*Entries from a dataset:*
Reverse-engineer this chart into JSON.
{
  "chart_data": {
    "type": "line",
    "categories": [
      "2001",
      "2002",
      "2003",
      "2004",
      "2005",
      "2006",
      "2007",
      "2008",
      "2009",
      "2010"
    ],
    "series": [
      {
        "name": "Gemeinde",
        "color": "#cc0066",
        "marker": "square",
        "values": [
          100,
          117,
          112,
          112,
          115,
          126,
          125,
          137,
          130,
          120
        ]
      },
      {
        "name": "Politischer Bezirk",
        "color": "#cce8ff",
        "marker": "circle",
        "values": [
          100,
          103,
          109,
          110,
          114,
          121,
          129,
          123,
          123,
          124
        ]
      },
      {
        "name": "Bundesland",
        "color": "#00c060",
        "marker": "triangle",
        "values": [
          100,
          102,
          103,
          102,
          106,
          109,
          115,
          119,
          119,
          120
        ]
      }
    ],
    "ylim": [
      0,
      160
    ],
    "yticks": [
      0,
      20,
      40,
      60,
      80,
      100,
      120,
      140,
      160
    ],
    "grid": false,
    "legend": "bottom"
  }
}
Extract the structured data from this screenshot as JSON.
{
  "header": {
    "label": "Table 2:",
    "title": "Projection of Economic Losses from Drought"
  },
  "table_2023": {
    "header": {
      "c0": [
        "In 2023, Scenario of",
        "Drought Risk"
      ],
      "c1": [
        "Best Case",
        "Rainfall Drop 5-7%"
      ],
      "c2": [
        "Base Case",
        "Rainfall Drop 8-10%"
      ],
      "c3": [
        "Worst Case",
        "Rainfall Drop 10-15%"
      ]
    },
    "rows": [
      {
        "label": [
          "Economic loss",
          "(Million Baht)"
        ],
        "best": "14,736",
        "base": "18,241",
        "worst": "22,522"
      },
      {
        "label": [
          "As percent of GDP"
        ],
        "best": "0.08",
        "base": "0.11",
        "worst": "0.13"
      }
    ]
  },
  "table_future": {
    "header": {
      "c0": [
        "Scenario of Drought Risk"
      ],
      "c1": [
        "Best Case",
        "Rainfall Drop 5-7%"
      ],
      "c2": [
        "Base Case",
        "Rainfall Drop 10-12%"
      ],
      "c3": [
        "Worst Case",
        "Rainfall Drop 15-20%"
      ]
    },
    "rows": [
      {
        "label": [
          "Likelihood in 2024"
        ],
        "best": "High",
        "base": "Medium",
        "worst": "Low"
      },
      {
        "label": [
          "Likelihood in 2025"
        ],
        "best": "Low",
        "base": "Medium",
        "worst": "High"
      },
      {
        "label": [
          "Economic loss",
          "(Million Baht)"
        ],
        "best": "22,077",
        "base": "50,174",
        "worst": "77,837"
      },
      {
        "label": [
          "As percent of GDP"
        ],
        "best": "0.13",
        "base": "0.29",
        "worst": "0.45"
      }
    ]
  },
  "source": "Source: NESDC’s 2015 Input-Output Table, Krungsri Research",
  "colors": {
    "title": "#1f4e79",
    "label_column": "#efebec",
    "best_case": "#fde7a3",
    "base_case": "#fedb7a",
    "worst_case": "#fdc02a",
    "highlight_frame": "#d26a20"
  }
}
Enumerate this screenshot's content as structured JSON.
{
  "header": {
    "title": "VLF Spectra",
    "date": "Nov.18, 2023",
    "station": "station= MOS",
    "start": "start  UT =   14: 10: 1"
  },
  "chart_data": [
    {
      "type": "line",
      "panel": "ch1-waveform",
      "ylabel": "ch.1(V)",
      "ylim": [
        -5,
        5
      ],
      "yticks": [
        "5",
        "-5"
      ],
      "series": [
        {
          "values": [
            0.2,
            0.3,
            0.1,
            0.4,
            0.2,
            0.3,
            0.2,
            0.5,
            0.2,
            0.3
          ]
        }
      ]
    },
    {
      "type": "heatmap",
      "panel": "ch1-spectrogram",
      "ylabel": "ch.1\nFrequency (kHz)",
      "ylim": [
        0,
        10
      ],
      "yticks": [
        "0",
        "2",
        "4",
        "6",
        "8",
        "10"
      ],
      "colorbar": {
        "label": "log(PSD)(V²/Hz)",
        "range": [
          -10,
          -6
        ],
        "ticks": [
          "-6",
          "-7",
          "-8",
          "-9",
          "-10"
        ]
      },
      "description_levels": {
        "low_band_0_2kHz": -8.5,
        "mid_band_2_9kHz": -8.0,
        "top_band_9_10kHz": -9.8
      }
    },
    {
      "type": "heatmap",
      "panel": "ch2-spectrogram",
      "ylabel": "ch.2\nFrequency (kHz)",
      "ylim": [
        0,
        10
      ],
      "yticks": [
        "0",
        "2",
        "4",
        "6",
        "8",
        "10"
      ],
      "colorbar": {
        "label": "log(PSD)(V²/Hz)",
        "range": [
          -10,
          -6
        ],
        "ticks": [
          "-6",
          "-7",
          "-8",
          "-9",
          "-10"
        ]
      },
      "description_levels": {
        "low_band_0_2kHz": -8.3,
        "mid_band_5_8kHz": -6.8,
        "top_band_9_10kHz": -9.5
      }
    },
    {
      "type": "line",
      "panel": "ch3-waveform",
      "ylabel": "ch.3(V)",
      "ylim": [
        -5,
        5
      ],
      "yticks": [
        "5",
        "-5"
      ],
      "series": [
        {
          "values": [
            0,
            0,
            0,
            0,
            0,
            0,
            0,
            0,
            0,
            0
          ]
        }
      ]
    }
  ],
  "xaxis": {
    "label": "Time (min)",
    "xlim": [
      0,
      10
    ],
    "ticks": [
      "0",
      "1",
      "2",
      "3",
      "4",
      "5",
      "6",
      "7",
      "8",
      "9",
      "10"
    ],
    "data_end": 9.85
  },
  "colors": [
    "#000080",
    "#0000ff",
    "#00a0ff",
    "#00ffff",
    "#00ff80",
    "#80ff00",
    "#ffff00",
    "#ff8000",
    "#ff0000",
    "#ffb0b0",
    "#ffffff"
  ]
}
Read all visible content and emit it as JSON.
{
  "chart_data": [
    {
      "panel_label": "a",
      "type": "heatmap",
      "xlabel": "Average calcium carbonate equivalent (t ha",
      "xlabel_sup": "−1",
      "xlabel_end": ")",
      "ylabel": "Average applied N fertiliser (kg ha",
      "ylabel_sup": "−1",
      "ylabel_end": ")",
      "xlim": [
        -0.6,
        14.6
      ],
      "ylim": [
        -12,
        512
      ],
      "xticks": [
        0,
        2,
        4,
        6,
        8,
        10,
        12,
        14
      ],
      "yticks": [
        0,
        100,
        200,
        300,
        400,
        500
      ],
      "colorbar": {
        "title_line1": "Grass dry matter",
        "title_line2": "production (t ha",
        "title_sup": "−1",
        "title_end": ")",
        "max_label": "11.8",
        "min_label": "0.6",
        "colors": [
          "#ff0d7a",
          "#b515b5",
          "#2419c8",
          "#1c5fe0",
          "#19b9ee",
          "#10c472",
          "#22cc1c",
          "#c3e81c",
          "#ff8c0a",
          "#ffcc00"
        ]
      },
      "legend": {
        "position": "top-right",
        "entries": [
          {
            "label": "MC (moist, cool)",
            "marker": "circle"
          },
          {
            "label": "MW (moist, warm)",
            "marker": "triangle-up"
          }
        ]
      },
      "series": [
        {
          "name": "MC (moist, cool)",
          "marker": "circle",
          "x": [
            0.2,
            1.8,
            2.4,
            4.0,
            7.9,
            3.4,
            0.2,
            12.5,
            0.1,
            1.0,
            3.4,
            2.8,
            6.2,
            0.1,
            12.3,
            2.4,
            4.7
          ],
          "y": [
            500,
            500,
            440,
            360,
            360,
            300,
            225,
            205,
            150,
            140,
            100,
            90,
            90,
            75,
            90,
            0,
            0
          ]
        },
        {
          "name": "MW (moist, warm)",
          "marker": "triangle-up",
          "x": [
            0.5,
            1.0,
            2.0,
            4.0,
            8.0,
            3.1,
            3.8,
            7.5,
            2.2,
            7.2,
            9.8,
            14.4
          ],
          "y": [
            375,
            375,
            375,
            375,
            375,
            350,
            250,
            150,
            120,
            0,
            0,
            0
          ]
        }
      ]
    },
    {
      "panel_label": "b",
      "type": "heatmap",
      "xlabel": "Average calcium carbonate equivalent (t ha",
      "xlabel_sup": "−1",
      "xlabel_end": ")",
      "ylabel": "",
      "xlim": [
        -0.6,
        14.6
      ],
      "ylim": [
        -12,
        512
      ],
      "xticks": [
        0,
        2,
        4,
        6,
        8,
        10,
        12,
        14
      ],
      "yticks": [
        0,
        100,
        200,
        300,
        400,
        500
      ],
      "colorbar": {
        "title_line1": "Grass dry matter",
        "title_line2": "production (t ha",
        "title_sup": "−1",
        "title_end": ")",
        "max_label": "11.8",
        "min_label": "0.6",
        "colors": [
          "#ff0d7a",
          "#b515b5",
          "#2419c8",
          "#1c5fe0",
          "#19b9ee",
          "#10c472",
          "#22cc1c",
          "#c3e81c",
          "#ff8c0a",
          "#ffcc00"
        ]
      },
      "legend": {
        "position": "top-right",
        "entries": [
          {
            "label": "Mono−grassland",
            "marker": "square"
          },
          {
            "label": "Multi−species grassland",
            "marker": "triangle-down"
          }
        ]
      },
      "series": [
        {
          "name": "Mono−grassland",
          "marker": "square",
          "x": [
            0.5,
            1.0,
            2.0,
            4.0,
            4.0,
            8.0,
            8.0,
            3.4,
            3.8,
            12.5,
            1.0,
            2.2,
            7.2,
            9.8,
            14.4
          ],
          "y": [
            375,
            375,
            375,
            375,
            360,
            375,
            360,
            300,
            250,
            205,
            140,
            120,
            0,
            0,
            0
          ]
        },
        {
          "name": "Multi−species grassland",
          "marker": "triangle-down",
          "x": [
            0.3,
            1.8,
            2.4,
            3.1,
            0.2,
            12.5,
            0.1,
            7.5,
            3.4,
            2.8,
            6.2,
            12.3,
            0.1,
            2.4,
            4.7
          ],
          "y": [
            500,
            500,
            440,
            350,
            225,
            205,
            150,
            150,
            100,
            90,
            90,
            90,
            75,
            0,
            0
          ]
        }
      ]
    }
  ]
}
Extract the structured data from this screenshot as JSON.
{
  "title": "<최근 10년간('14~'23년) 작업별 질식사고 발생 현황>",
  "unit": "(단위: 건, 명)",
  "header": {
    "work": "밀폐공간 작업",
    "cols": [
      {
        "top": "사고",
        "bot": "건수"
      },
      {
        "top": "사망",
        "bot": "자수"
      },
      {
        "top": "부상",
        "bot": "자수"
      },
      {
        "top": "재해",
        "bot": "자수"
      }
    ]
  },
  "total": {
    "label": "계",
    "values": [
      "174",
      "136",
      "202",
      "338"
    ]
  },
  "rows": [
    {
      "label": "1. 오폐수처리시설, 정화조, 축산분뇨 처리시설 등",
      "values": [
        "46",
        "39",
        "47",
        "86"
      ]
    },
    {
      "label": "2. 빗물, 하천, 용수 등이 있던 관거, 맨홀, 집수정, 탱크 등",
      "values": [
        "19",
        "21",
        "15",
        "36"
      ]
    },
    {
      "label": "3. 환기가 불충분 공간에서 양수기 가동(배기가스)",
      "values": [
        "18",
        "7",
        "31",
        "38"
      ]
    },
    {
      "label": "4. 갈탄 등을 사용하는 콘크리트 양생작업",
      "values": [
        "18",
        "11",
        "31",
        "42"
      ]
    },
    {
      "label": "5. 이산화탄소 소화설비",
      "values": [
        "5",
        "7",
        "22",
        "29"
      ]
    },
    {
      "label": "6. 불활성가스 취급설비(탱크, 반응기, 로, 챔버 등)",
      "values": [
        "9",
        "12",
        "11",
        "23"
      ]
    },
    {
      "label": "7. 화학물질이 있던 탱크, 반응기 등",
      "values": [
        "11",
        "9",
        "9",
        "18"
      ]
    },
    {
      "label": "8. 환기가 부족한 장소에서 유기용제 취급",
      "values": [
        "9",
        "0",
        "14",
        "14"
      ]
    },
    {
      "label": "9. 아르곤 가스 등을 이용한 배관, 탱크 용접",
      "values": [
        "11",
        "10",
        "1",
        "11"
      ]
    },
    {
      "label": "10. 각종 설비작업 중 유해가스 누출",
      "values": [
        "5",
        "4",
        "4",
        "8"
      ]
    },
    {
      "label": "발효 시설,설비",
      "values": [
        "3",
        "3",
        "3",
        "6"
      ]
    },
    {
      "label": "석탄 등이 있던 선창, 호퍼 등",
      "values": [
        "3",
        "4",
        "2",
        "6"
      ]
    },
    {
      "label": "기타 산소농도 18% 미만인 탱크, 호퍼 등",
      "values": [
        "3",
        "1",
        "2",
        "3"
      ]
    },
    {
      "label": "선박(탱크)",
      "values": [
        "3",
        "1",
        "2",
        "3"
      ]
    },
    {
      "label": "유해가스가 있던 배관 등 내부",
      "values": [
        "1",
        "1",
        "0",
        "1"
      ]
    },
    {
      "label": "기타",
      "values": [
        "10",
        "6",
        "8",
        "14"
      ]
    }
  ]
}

*Problem:* Check every line of the listing for the string "triangle" and report how many lines have it, as a number alone.

*Worked solution:* 5